### PROBLEM STATEMENT
List the lines of this listing that hold the word "title".

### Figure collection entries
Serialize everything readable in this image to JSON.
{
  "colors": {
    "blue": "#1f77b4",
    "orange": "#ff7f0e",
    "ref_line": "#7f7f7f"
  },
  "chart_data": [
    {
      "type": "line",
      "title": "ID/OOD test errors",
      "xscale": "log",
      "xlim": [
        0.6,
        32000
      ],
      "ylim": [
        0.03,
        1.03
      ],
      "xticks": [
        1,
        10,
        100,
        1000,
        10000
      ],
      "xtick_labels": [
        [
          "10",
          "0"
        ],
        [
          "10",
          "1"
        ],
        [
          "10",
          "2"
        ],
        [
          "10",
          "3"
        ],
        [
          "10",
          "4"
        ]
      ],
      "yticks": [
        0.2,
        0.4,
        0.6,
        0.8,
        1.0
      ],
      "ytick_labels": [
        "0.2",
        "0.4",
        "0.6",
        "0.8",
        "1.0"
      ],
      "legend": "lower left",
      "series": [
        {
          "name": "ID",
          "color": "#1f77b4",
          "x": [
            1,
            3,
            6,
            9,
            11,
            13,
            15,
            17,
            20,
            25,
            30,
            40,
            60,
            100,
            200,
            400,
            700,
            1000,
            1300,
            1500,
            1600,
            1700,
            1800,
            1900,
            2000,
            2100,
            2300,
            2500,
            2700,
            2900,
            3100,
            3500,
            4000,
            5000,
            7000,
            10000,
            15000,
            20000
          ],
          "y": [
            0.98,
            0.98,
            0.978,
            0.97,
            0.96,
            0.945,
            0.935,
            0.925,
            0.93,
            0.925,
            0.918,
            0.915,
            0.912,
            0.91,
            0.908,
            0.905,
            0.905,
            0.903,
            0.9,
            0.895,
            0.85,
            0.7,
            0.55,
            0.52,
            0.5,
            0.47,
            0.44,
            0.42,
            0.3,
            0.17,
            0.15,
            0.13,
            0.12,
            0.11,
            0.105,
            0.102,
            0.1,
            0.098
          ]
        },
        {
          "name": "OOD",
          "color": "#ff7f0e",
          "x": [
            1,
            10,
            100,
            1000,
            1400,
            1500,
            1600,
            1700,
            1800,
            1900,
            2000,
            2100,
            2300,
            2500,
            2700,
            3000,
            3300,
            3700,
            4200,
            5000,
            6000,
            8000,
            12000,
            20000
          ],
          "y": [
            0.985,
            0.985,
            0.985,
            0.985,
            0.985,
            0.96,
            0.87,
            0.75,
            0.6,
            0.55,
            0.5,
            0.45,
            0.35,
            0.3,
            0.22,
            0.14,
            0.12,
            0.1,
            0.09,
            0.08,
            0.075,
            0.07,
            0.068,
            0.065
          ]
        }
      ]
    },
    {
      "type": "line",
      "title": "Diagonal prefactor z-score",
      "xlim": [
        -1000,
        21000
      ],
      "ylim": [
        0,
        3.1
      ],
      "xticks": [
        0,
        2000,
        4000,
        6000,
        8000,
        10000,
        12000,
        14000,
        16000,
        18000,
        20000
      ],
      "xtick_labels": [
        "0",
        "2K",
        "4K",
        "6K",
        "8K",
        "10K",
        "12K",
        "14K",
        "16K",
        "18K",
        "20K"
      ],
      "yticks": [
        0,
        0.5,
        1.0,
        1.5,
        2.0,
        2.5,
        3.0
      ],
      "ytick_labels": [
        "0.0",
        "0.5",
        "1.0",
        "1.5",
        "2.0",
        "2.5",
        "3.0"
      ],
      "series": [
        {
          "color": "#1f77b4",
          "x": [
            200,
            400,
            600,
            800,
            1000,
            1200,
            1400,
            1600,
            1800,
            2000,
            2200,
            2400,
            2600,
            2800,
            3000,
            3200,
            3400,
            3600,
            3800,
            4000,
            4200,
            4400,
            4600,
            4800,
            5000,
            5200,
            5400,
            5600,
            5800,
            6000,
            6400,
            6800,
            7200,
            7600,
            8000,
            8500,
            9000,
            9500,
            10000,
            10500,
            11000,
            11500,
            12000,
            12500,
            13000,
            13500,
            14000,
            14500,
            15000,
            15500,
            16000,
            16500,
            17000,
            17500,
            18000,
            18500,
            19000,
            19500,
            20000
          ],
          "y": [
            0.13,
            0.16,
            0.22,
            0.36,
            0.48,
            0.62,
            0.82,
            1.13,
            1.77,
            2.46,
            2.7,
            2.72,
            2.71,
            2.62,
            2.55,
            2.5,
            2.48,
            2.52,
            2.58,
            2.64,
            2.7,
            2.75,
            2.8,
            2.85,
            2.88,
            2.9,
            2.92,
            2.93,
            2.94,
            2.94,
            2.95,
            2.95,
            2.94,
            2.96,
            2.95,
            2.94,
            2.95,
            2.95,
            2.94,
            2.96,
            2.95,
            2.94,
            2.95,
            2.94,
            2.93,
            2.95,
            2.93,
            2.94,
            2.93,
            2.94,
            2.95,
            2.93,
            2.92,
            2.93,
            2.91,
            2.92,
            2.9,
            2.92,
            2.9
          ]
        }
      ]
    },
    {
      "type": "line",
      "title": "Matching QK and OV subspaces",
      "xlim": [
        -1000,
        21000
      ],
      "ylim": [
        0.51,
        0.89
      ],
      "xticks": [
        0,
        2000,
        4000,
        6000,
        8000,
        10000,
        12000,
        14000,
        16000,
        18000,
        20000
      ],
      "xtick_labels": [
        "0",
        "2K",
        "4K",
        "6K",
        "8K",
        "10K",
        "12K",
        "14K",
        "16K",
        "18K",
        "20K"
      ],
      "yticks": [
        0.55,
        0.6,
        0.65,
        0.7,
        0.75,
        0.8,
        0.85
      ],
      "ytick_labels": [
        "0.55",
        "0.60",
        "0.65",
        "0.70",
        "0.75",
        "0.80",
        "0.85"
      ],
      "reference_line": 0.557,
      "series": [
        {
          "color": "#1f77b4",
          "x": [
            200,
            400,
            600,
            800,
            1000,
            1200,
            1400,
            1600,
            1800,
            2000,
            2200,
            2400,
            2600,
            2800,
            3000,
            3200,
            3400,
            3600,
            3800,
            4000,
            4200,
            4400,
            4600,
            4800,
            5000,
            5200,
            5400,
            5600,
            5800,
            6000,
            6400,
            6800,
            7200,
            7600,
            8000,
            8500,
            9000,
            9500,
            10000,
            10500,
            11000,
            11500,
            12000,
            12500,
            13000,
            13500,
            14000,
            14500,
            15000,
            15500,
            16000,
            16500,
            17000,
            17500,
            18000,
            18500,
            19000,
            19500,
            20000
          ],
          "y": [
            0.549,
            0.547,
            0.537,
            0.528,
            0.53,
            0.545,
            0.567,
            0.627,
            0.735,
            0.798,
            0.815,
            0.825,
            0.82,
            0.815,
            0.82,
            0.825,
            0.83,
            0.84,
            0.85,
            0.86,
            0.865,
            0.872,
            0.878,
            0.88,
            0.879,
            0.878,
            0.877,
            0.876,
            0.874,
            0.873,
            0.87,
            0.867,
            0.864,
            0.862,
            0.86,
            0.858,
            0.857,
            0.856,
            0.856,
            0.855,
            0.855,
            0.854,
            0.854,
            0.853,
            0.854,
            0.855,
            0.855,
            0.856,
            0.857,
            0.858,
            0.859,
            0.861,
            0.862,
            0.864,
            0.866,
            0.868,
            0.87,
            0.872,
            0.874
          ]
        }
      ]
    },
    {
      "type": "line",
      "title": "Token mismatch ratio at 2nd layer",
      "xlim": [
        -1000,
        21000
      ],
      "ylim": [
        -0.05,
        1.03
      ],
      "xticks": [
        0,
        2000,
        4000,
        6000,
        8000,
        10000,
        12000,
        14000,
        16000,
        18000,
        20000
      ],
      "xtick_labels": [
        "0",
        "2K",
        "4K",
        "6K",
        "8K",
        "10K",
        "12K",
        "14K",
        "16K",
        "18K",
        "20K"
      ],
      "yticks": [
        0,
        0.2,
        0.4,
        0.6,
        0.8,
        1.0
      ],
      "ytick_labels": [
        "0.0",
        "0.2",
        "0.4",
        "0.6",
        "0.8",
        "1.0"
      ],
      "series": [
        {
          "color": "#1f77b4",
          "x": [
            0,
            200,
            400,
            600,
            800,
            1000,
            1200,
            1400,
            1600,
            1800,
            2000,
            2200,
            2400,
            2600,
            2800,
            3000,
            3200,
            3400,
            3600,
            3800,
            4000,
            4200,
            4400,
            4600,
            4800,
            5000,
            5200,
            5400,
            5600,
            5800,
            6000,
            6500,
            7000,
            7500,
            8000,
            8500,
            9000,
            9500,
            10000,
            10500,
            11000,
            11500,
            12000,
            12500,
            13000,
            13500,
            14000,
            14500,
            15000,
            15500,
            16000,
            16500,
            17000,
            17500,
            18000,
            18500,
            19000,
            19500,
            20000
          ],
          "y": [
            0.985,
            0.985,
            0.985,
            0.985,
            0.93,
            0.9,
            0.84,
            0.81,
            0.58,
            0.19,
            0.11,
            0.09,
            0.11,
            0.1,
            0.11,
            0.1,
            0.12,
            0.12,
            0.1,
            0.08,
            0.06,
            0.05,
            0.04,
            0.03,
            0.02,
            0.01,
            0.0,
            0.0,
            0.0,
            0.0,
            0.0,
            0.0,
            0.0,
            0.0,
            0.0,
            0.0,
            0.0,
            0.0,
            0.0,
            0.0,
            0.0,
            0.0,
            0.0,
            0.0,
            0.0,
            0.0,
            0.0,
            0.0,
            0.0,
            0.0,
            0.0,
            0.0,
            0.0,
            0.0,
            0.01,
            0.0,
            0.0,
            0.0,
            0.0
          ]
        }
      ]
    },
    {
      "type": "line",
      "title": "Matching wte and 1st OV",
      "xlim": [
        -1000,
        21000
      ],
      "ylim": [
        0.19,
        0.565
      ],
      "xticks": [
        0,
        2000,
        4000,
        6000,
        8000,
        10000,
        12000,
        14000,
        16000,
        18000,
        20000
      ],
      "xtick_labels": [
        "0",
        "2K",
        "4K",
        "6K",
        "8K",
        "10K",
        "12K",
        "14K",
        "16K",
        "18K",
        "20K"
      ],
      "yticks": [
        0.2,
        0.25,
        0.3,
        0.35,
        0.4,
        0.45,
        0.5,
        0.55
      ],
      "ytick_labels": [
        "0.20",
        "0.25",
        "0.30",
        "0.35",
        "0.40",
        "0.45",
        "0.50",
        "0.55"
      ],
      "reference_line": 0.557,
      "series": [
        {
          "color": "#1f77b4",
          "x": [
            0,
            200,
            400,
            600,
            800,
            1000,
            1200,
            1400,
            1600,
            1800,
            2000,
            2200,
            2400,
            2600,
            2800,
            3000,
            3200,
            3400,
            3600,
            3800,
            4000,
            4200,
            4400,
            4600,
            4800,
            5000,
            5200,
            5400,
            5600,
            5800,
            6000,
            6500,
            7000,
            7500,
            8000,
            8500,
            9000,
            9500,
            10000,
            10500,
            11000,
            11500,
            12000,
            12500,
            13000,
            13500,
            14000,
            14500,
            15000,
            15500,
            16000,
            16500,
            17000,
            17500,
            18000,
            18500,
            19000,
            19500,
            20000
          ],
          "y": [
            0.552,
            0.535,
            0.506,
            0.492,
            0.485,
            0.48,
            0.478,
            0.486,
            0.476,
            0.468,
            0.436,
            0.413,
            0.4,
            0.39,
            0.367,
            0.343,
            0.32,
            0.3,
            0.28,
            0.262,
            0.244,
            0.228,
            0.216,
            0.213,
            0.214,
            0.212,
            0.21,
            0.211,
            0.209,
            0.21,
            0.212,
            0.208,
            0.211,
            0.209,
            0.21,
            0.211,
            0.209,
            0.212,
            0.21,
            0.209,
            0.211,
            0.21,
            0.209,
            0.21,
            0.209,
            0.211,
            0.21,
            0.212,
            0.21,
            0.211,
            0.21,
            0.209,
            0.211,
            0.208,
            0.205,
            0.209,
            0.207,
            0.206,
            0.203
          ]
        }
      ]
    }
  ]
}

### SOLUTION FOR THIS EXERCISE
      "title": "ID/OOD test errors",
      "title": "Diagonal prefactor z-score",
      "title": "Matching QK and OV subspaces",
      "title": "Token mismatch ratio at 2nd layer",
      "title": "Matching wte and 1st OV",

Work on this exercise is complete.